§ DATA TO USE
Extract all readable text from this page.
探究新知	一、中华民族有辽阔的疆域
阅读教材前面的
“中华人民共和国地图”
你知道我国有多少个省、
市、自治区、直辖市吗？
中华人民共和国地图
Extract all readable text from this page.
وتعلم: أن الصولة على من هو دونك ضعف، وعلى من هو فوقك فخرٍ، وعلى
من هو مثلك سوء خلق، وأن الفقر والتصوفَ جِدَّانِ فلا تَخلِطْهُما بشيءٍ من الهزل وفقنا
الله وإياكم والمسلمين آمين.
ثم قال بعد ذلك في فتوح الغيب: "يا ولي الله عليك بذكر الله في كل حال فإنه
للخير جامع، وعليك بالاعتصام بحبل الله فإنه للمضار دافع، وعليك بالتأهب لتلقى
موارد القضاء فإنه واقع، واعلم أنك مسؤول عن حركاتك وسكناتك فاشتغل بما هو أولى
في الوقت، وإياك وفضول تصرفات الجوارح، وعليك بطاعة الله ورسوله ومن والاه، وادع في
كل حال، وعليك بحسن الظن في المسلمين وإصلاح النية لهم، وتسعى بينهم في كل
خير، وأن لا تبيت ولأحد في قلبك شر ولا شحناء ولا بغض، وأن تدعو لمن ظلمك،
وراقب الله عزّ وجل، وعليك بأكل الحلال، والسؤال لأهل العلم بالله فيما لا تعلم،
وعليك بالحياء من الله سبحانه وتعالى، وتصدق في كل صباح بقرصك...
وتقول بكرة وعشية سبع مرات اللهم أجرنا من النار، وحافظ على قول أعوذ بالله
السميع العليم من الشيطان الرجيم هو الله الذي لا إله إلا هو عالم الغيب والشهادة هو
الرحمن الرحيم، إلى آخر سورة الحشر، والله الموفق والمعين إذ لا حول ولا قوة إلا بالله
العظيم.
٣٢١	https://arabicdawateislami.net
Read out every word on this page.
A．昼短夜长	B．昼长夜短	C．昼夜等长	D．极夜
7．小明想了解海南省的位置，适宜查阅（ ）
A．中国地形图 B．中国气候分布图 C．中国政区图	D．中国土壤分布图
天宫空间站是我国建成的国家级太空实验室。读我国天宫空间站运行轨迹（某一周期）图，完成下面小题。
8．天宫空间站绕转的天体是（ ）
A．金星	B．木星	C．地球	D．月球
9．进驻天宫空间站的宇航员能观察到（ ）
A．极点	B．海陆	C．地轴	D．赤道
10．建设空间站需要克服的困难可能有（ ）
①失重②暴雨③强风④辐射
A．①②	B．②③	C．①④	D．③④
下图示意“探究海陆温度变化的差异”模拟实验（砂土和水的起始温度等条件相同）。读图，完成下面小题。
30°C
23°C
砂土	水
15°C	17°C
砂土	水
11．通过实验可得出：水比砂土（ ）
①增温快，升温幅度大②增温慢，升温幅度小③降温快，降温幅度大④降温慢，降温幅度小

§ INSTRUCTIONS FOR THE TASK
Type out the entries again, word for word.

§ WRITTEN SOLUTION
Extract all readable text from this page.
探究新知	一、中华民族有辽阔的疆域
阅读教材前面的
“中华人民共和国地图”
你知道我国有多少个省、
市、自治区、直辖市吗？
中华人民共和国地图
Extract all readable text from this page.
وتعلم: أن الصولة على من هو دونك ضعف، وعلى من هو فوقك فخرٍ، وعلى
من هو مثلك سوء خلق، وأن الفقر والتصوفَ جِدَّانِ فلا تَخلِطْهُما بشيءٍ من الهزل وفقنا
الله وإياكم والمسلمين آمين.
ثم قال بعد ذلك في فتوح الغيب: "يا ولي الله عليك بذكر الله في كل حال فإنه
للخير جامع، وعليك بالاعتصام بحبل الله فإنه للمضار دافع، وعليك بالتأهب لتلقى
موارد القضاء فإنه واقع، واعلم أنك مسؤول عن حركاتك وسكناتك فاشتغل بما هو أولى
في الوقت، وإياك وفضول تصرفات الجوارح، وعليك بطاعة الله ورسوله ومن والاه، وادع في
كل حال، وعليك بحسن الظن في المسلمين وإصلاح النية لهم، وتسعى بينهم في كل
خير، وأن لا تبيت ولأحد في قلبك شر ولا شحناء ولا بغض، وأن تدعو لمن ظلمك،
وراقب الله عزّ وجل، وعليك بأكل الحلال، والسؤال لأهل العلم بالله فيما لا تعلم،
وعليك بالحياء من الله سبحانه وتعالى، وتصدق في كل صباح بقرصك...
وتقول بكرة وعشية سبع مرات اللهم أجرنا من النار، وحافظ على قول أعوذ بالله
السميع العليم من الشيطان الرجيم هو الله الذي لا إله إلا هو عالم الغيب والشهادة هو
الرحمن الرحيم، إلى آخر سورة الحشر، والله الموفق والمعين إذ لا حول ولا قوة إلا بالله
العظيم.
٣٢١	https://arabicdawateislami.net
Read out every word on this page.
A．昼短夜长	B．昼长夜短	C．昼夜等长	D．极夜
7．小明想了解海南省的位置，适宜查阅（ ）
A．中国地形图 B．中国气候分布图 C．中国政区图	D．中国土壤分布图
天宫空间站是我国建成的国家级太空实验室。读我国天宫空间站运行轨迹（某一周期）图，完成下面小题。
8．天宫空间站绕转的天体是（ ）
A．金星	B．木星	C．地球	D．月球
9．进驻天宫空间站的宇航员能观察到（ ）
A．极点	B．海陆	C．地轴	D．赤道
10．建设空间站需要克服的困难可能有（ ）
①失重②暴雨③强风④辐射
A．①②	B．②③	C．①④	D．③④
下图示意“探究海陆温度变化的差异”模拟实验（砂土和水的起始温度等条件相同）。读图，完成下面小题。
30°C
23°C
砂土	水
15°C	17°C
砂土	水
11．通过实验可得出：水比砂土（ ）
①增温快，升温幅度大②增温慢，升温幅度小③降温快，降温幅度大④降温慢，降温幅度小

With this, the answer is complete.